**Exercise brief**
From the listing, collect all lines containing the word "Honourable".

....

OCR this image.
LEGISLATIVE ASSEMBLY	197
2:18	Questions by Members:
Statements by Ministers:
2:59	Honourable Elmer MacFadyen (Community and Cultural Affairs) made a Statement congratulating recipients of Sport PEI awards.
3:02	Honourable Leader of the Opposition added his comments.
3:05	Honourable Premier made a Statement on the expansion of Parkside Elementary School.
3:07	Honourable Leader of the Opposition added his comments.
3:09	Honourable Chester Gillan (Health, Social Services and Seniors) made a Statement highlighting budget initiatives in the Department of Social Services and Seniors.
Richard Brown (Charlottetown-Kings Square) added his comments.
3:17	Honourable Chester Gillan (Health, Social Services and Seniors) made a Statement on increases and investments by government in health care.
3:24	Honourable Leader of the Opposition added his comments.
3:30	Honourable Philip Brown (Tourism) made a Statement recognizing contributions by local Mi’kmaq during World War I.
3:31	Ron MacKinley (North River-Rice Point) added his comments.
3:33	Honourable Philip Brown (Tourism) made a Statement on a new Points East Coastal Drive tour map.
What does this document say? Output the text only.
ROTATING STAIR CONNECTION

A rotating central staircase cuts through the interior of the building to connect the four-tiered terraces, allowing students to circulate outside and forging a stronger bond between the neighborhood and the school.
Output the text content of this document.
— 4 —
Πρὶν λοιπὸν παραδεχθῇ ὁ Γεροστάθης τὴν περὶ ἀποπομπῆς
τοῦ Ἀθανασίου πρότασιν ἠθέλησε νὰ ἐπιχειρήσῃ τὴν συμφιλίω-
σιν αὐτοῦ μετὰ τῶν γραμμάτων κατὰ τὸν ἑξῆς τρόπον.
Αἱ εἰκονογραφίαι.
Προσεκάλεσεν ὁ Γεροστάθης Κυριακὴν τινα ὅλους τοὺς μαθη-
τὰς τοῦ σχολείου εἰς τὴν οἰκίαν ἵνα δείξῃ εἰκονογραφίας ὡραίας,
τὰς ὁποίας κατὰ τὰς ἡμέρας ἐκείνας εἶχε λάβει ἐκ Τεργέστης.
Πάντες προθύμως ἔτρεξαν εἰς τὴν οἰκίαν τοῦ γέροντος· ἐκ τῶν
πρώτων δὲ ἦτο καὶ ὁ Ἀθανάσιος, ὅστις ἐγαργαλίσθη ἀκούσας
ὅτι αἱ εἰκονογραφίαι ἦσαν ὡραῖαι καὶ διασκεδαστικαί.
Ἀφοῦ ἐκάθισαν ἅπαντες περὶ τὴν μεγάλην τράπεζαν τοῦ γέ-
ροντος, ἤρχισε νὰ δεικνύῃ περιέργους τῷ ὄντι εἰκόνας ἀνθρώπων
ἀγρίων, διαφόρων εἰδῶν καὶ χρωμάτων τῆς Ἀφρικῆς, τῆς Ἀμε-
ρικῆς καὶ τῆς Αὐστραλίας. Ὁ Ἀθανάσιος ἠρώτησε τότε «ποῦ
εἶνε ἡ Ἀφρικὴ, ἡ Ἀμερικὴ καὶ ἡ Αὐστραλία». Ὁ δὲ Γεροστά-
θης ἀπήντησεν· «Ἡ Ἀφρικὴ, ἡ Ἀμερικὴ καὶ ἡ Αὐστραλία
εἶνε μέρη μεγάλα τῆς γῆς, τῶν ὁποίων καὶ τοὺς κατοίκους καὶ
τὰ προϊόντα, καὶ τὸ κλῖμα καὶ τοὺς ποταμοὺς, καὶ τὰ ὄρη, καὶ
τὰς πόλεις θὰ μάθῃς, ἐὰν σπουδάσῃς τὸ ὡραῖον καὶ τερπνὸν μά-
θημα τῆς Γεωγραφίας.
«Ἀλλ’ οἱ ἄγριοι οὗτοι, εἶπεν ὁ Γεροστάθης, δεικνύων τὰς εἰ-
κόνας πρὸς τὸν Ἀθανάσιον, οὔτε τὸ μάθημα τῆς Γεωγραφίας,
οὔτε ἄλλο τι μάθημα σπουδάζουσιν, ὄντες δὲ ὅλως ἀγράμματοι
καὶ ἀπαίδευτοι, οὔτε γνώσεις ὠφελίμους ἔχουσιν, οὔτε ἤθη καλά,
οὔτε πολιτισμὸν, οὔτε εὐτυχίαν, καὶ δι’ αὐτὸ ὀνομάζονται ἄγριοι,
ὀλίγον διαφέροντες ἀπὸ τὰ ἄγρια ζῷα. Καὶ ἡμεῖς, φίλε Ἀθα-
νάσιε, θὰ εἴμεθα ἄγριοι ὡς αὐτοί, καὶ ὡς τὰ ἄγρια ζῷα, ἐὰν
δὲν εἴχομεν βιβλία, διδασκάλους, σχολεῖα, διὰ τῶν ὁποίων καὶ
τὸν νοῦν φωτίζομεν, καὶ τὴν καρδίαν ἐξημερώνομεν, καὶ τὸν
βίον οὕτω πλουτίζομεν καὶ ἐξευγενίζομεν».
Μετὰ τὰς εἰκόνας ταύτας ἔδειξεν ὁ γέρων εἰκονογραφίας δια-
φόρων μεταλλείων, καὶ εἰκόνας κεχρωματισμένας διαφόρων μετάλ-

....

**Finished answer**
2:59	Honourable Elmer MacFadyen (Community and Cultural Affairs) made a Statement congratulating recipients of Sport PEI awards.
3:02	Honourable Leader of the Opposition added his comments.
3:05	Honourable Premier made a Statement on the expansion of Parkside Elementary School.
3:07	Honourable Leader of the Opposition added his comments.
3:09	Honourable Chester Gillan (Health, Social Services and Seniors) made a Statement highlighting budget initiatives in the Department of Social Services and Seniors.
3:17	Honourable Chester Gillan (Health, Social Services and Seniors) made a Statement on increases and investments by government in health care.
3:24	Honourable Leader of the Opposition added his comments.
3:30	Honourable Philip Brown (Tourism) made a Statement recognizing contributions by local Mi’kmaq during World War I.
3:33	Honourable Philip Brown (Tourism) made a Statement on a new Points East Coastal Drive tour map.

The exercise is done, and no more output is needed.